- Objective:
Gather all lines from the material that contain the word "WIFI".

>> Start Data for the task

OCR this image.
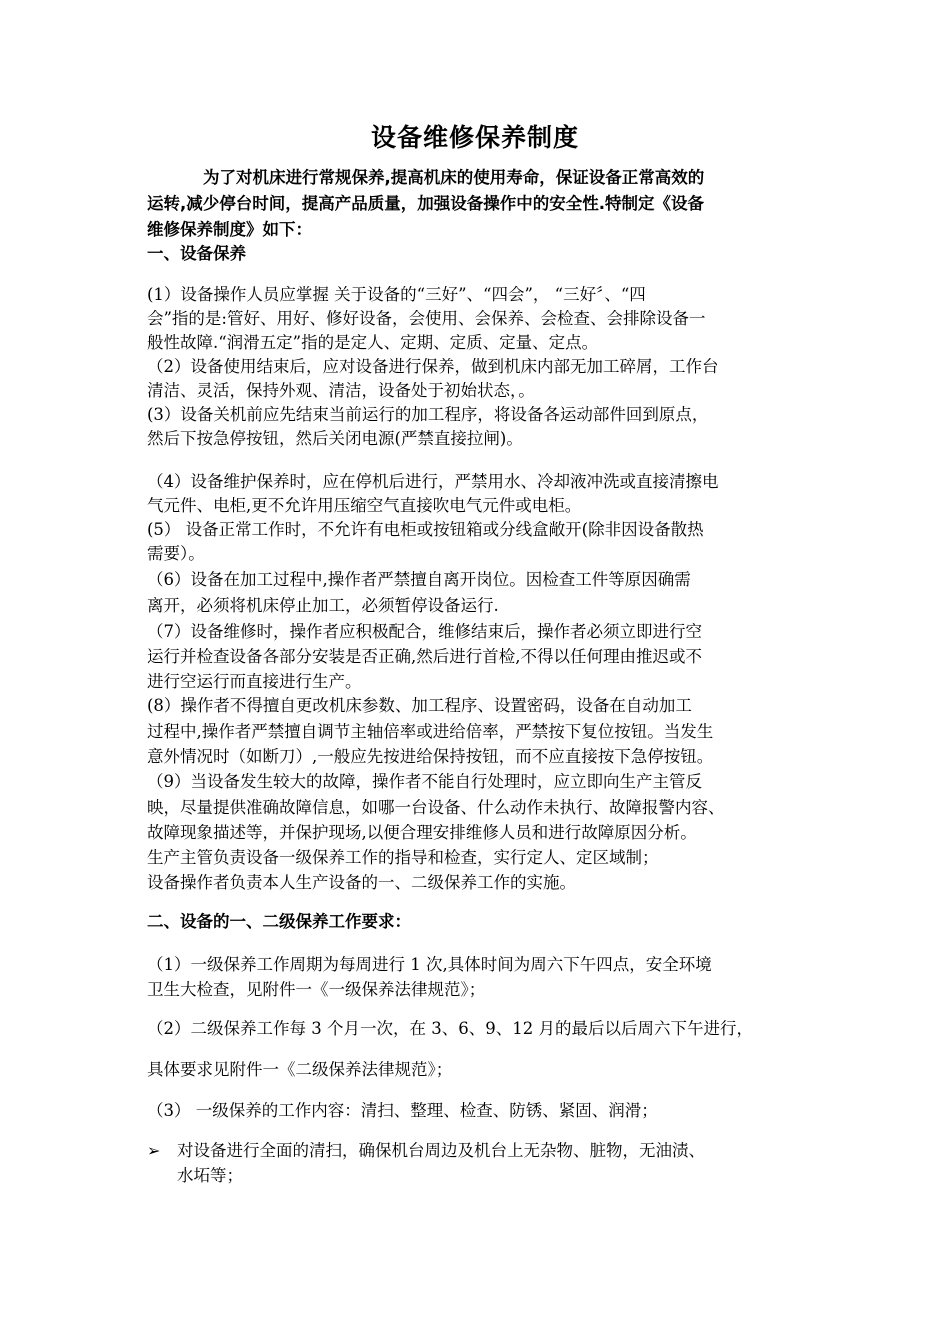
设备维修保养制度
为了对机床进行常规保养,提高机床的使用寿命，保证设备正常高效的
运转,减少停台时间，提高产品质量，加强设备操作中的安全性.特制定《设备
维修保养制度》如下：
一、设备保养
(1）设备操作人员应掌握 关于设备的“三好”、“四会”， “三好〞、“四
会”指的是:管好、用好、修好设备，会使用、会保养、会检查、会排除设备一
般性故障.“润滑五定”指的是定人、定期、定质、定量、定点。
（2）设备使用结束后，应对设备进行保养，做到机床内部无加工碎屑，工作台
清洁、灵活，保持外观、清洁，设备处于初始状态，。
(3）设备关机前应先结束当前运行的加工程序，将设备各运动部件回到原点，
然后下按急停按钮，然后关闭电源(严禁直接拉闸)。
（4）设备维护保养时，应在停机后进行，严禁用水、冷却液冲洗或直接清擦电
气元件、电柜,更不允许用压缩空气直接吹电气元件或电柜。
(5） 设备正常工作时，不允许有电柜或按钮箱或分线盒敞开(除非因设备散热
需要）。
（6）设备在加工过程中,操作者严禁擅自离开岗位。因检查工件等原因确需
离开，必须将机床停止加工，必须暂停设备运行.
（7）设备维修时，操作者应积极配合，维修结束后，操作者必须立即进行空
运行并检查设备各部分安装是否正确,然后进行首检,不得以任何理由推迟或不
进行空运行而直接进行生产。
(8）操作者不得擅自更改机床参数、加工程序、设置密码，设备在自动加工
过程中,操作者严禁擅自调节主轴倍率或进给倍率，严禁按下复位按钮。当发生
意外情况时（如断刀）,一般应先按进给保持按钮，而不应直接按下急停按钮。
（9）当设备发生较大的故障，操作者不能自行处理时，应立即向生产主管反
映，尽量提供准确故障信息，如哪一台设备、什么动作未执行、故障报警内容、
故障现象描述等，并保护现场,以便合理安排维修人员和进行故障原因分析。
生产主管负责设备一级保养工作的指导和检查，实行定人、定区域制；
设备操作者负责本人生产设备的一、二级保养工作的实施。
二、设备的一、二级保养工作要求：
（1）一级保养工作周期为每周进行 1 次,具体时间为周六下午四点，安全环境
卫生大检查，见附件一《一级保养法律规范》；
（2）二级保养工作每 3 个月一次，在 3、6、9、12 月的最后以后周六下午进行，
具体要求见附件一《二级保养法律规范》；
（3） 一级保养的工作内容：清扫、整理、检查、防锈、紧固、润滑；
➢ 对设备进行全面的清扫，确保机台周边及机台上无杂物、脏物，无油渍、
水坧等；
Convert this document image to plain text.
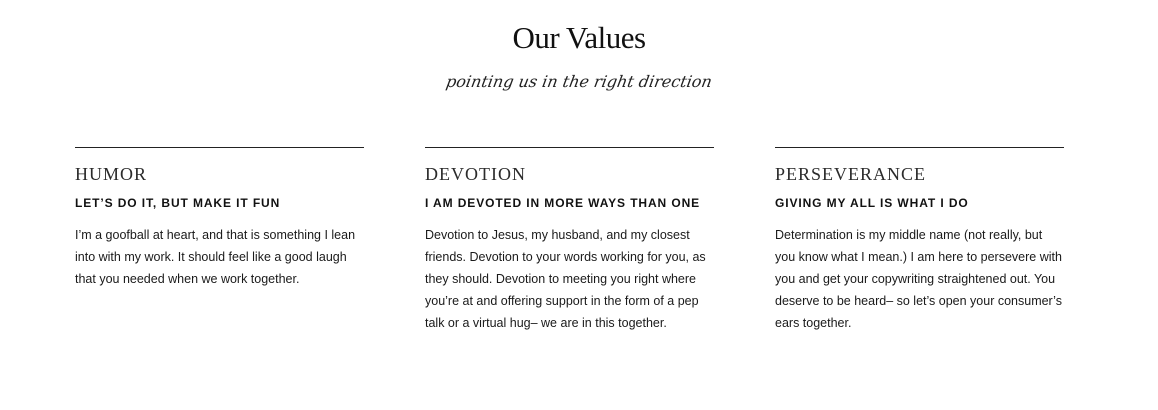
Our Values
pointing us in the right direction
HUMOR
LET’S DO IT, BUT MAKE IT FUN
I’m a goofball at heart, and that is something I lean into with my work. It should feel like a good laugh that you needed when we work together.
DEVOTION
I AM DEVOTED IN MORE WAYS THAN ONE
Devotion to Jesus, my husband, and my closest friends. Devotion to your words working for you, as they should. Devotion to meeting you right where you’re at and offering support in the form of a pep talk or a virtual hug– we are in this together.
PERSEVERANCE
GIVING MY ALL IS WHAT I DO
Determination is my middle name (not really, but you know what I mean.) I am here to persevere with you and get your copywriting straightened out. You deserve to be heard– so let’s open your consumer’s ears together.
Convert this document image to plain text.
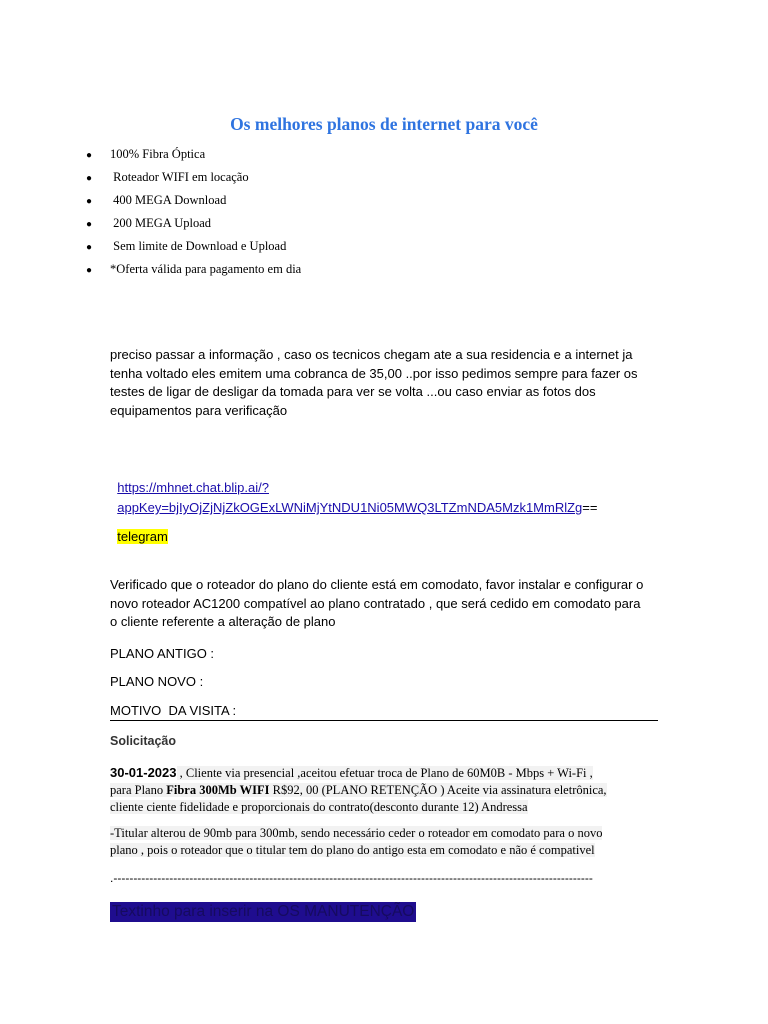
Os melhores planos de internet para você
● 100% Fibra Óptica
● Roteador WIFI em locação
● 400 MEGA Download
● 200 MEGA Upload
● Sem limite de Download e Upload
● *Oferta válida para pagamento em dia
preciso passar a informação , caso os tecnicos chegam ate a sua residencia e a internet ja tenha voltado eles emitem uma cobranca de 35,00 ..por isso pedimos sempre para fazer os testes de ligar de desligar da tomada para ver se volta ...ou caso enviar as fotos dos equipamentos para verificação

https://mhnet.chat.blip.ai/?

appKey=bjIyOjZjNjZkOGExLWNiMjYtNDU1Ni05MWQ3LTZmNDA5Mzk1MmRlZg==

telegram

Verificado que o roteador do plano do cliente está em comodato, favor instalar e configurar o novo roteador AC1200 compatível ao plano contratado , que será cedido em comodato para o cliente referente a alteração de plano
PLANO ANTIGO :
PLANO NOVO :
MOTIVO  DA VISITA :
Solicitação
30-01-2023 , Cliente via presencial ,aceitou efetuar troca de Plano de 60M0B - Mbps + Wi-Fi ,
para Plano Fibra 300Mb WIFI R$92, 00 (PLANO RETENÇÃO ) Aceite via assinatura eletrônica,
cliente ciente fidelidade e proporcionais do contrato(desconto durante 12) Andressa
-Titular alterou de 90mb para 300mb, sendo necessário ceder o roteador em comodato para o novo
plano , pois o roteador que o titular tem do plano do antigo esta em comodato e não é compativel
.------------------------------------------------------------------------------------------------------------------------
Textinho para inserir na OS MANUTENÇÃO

>> End Data for the task

- Completed task:
● Roteador WIFI em locação
para Plano Fibra 300Mb WIFI R$92, 00 (PLANO RETENÇÃO ) Aceite via assinatura eletrônica,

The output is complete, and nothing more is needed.